━━ MATERIAL FOR THIS TASK ━━
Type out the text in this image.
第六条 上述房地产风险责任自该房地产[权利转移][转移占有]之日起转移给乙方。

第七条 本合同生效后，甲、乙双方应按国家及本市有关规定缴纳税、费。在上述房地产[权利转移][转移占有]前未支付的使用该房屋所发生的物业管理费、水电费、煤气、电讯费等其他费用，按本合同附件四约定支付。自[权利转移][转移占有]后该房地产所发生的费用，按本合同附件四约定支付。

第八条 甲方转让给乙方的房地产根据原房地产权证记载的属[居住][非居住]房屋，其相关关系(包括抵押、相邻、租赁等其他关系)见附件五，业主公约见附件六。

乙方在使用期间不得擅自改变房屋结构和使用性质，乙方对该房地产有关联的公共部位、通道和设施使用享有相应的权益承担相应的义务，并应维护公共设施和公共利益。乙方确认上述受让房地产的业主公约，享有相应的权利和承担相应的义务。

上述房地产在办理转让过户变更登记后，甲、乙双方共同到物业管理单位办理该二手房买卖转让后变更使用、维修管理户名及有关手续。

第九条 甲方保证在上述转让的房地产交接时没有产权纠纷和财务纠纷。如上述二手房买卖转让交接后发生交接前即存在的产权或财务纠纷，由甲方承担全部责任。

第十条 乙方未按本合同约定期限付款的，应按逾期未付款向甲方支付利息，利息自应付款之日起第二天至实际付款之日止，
━━━
INSTRUCTIONS TO FOLLOW. Write out every line of the listing that holds the word "权利转移".

RESPONSE.
第六条 上述房地产风险责任自该房地产[权利转移][转移占有]之日起转移给乙方。
第七条 本合同生效后，甲、乙双方应按国家及本市有关规定缴纳税、费。在上述房地产[权利转移][转移占有]前未支付的使用该房屋所发生的物业管理费、水电费、煤气、电讯费等其他费用，按本合同附件四约定支付。自[权利转移][转移占有]后该房地产所发生的费用，按本合同附件四约定支付。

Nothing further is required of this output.